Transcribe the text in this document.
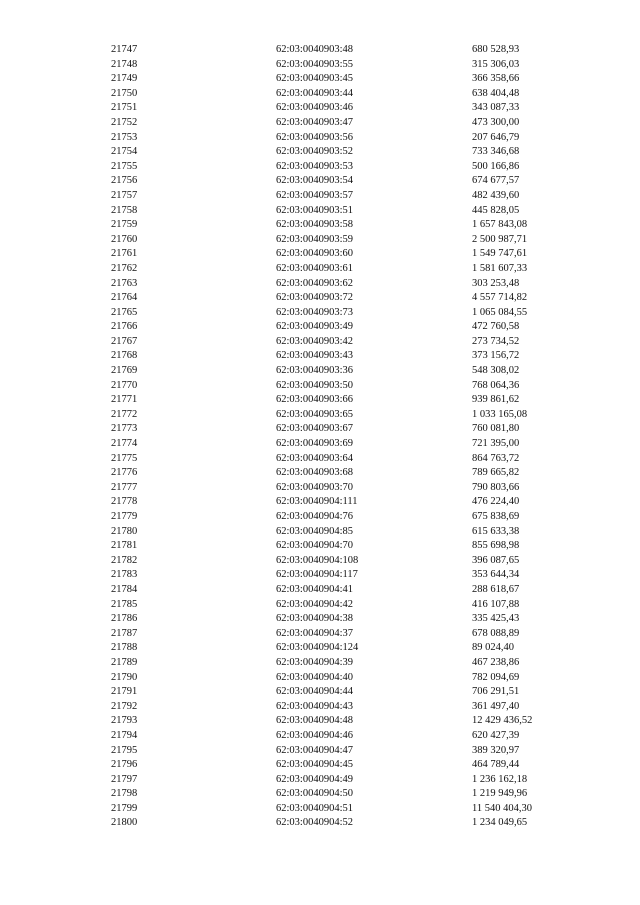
21747	62:03:0040903:48	680 528,93
21748	62:03:0040903:55	315 306,03
21749	62:03:0040903:45	366 358,66
21750	62:03:0040903:44	638 404,48
21751	62:03:0040903:46	343 087,33
21752	62:03:0040903:47	473 300,00
21753	62:03:0040903:56	207 646,79
21754	62:03:0040903:52	733 346,68
21755	62:03:0040903:53	500 166,86
21756	62:03:0040903:54	674 677,57
21757	62:03:0040903:57	482 439,60
21758	62:03:0040903:51	445 828,05
21759	62:03:0040903:58	1 657 843,08
21760	62:03:0040903:59	2 500 987,71
21761	62:03:0040903:60	1 549 747,61
21762	62:03:0040903:61	1 581 607,33
21763	62:03:0040903:62	303 253,48
21764	62:03:0040903:72	4 557 714,82
21765	62:03:0040903:73	1 065 084,55
21766	62:03:0040903:49	472 760,58
21767	62:03:0040903:42	273 734,52
21768	62:03:0040903:43	373 156,72
21769	62:03:0040903:36	548 308,02
21770	62:03:0040903:50	768 064,36
21771	62:03:0040903:66	939 861,62
21772	62:03:0040903:65	1 033 165,08
21773	62:03:0040903:67	760 081,80
21774	62:03:0040903:69	721 395,00
21775	62:03:0040903:64	864 763,72
21776	62:03:0040903:68	789 665,82
21777	62:03:0040903:70	790 803,66
21778	62:03:0040904:111	476 224,40
21779	62:03:0040904:76	675 838,69
21780	62:03:0040904:85	615 633,38
21781	62:03:0040904:70	855 698,98
21782	62:03:0040904:108	396 087,65
21783	62:03:0040904:117	353 644,34
21784	62:03:0040904:41	288 618,67
21785	62:03:0040904:42	416 107,88
21786	62:03:0040904:38	335 425,43
21787	62:03:0040904:37	678 088,89
21788	62:03:0040904:124	89 024,40
21789	62:03:0040904:39	467 238,86
21790	62:03:0040904:40	782 094,69
21791	62:03:0040904:44	706 291,51
21792	62:03:0040904:43	361 497,40
21793	62:03:0040904:48	12 429 436,52
21794	62:03:0040904:46	620 427,39
21795	62:03:0040904:47	389 320,97
21796	62:03:0040904:45	464 789,44
21797	62:03:0040904:49	1 236 162,18
21798	62:03:0040904:50	1 219 949,96
21799	62:03:0040904:51	11 540 404,30
21800	62:03:0040904:52	1 234 049,65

- To be done
Reproduce each entry precisely, dropping only the pictures.

- Full answer
Transcribe the text in this document.
21747	62:03:0040903:48	680 528,93
21748	62:03:0040903:55	315 306,03
21749	62:03:0040903:45	366 358,66
21750	62:03:0040903:44	638 404,48
21751	62:03:0040903:46	343 087,33
21752	62:03:0040903:47	473 300,00
21753	62:03:0040903:56	207 646,79
21754	62:03:0040903:52	733 346,68
21755	62:03:0040903:53	500 166,86
21756	62:03:0040903:54	674 677,57
21757	62:03:0040903:57	482 439,60
21758	62:03:0040903:51	445 828,05
21759	62:03:0040903:58	1 657 843,08
21760	62:03:0040903:59	2 500 987,71
21761	62:03:0040903:60	1 549 747,61
21762	62:03:0040903:61	1 581 607,33
21763	62:03:0040903:62	303 253,48
21764	62:03:0040903:72	4 557 714,82
21765	62:03:0040903:73	1 065 084,55
21766	62:03:0040903:49	472 760,58
21767	62:03:0040903:42	273 734,52
21768	62:03:0040903:43	373 156,72
21769	62:03:0040903:36	548 308,02
21770	62:03:0040903:50	768 064,36
21771	62:03:0040903:66	939 861,62
21772	62:03:0040903:65	1 033 165,08
21773	62:03:0040903:67	760 081,80
21774	62:03:0040903:69	721 395,00
21775	62:03:0040903:64	864 763,72
21776	62:03:0040903:68	789 665,82
21777	62:03:0040903:70	790 803,66
21778	62:03:0040904:111	476 224,40
21779	62:03:0040904:76	675 838,69
21780	62:03:0040904:85	615 633,38
21781	62:03:0040904:70	855 698,98
21782	62:03:0040904:108	396 087,65
21783	62:03:0040904:117	353 644,34
21784	62:03:0040904:41	288 618,67
21785	62:03:0040904:42	416 107,88
21786	62:03:0040904:38	335 425,43
21787	62:03:0040904:37	678 088,89
21788	62:03:0040904:124	89 024,40
21789	62:03:0040904:39	467 238,86
21790	62:03:0040904:40	782 094,69
21791	62:03:0040904:44	706 291,51
21792	62:03:0040904:43	361 497,40
21793	62:03:0040904:48	12 429 436,52
21794	62:03:0040904:46	620 427,39
21795	62:03:0040904:47	389 320,97
21796	62:03:0040904:45	464 789,44
21797	62:03:0040904:49	1 236 162,18
21798	62:03:0040904:50	1 219 949,96
21799	62:03:0040904:51	11 540 404,30
21800	62:03:0040904:52	1 234 049,65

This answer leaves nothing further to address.